Task prompt
Reproduce exactly the lines from the one containing "What's the underlying" through the last line of the data, both ends included.

Data to use
— BEGIN —

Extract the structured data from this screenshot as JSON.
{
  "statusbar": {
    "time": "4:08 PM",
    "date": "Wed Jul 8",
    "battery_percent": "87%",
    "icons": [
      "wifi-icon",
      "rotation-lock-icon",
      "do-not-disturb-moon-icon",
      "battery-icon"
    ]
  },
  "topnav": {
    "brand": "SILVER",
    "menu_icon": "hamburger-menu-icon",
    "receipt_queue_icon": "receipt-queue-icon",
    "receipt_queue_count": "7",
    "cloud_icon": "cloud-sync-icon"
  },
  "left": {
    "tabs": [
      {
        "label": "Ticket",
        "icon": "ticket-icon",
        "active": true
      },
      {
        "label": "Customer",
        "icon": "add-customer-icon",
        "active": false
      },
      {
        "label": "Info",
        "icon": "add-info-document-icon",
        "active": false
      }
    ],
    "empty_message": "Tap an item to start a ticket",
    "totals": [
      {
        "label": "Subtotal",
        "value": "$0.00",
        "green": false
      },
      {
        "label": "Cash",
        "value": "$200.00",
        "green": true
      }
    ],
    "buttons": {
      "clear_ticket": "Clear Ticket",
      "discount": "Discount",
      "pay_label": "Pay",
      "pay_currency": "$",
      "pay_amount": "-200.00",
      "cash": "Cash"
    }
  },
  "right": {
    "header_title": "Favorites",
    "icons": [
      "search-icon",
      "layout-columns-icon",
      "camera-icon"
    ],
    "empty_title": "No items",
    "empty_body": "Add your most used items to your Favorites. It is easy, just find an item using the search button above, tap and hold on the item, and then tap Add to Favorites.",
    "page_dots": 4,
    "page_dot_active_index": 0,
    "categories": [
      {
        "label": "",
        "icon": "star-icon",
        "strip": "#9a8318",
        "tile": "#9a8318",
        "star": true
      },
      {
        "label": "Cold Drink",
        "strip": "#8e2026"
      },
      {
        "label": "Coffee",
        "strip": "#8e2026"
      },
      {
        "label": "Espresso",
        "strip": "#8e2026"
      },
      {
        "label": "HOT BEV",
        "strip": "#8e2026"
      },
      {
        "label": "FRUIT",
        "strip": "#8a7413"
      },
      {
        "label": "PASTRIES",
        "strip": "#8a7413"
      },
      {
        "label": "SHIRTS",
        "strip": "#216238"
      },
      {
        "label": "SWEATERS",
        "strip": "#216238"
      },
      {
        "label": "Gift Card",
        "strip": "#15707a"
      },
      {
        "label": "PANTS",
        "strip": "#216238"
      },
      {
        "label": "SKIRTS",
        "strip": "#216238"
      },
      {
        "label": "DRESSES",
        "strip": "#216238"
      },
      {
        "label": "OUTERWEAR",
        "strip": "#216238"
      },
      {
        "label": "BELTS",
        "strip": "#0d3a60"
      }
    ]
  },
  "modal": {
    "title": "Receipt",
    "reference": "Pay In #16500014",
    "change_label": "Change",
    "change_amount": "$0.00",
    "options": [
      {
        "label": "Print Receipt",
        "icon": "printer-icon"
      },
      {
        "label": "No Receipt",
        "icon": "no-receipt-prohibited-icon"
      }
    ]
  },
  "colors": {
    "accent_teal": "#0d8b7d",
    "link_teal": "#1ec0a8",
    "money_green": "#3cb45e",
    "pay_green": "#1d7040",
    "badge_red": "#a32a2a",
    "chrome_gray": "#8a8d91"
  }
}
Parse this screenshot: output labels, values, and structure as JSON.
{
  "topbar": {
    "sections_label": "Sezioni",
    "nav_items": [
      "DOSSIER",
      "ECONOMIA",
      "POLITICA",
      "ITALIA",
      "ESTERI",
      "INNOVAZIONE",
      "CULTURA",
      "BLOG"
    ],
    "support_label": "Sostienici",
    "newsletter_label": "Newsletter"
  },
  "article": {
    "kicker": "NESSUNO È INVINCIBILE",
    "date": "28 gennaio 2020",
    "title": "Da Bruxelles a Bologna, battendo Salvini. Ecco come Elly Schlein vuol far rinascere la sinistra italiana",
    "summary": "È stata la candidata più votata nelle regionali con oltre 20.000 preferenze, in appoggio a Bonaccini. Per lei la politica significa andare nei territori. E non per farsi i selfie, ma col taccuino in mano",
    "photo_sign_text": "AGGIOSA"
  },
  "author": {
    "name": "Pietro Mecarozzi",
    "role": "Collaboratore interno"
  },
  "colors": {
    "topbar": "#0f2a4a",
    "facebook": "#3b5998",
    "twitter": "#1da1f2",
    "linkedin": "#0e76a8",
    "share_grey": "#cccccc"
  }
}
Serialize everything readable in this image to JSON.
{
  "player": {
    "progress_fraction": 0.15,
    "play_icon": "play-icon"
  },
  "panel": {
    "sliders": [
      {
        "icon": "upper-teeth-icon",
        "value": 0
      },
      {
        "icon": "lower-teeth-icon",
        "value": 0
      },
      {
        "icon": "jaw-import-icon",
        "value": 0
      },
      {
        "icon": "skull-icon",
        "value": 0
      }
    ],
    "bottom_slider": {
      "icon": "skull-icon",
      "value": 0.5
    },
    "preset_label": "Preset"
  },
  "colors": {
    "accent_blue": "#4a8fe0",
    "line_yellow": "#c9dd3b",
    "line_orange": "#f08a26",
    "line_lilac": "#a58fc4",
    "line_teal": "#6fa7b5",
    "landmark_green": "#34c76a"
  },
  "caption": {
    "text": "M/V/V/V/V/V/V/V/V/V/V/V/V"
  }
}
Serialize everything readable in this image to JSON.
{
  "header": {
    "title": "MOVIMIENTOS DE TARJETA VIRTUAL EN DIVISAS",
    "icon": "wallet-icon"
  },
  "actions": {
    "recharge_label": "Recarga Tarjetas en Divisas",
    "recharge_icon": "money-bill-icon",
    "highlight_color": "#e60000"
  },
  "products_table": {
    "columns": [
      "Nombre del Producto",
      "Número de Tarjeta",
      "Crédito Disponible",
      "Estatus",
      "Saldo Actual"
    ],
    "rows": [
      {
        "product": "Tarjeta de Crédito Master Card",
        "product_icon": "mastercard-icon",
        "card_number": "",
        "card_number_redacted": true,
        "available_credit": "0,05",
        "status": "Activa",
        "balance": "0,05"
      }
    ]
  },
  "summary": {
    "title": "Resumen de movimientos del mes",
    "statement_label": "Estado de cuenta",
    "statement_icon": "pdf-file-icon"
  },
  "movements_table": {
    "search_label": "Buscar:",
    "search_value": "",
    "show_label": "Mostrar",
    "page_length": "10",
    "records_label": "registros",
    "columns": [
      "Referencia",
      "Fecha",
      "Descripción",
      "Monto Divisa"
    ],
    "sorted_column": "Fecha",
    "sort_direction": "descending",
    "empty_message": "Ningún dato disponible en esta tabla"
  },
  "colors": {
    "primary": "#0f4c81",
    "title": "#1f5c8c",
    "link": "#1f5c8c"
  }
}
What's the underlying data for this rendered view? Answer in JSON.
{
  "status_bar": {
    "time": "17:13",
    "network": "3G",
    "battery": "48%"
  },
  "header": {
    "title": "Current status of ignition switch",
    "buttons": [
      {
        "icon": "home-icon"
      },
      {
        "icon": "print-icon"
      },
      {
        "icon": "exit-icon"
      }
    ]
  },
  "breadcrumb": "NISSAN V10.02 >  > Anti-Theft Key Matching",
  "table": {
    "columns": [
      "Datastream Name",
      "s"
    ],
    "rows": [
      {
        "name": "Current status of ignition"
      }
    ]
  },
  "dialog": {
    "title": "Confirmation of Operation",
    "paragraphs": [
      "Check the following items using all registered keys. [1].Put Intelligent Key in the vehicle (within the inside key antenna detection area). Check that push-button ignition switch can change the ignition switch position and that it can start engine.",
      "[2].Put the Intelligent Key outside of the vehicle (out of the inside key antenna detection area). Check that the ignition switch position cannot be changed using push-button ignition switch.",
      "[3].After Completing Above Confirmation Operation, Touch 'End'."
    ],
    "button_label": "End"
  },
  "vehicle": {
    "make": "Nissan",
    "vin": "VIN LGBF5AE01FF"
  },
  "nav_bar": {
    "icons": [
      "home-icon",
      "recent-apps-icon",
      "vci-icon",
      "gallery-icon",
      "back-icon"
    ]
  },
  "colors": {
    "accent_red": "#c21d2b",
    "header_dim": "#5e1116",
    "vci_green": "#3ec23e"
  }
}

— END —

Result below
What's the underlying data for this rendered view? Answer in JSON.
{
  "status_bar": {
    "time": "17:13",
    "network": "3G",
    "battery": "48%"
  },
  "header": {
    "title": "Current status of ignition switch",
    "buttons": [
      {
        "icon": "home-icon"
      },
      {
        "icon": "print-icon"
      },
      {
        "icon": "exit-icon"
      }
    ]
  },
  "breadcrumb": "NISSAN V10.02 >  > Anti-Theft Key Matching",
  "table": {
    "columns": [
      "Datastream Name",
      "s"
    ],
    "rows": [
      {
        "name": "Current status of ignition"
      }
    ]
  },
  "dialog": {
    "title": "Confirmation of Operation",
    "paragraphs": [
      "Check the following items using all registered keys. [1].Put Intelligent Key in the vehicle (within the inside key antenna detection area). Check that push-button ignition switch can change the ignition switch position and that it can start engine.",
      "[2].Put the Intelligent Key outside of the vehicle (out of the inside key antenna detection area). Check that the ignition switch position cannot be changed using push-button ignition switch.",
      "[3].After Completing Above Confirmation Operation, Touch 'End'."
    ],
    "button_label": "End"
  },
  "vehicle": {
    "make": "Nissan",
    "vin": "VIN LGBF5AE01FF"
  },
  "nav_bar": {
    "icons": [
      "home-icon",
      "recent-apps-icon",
      "vci-icon",
      "gallery-icon",
      "back-icon"
    ]
  },
  "colors": {
    "accent_red": "#c21d2b",
    "header_dim": "#5e1116",
    "vci_green": "#3ec23e"
  }
}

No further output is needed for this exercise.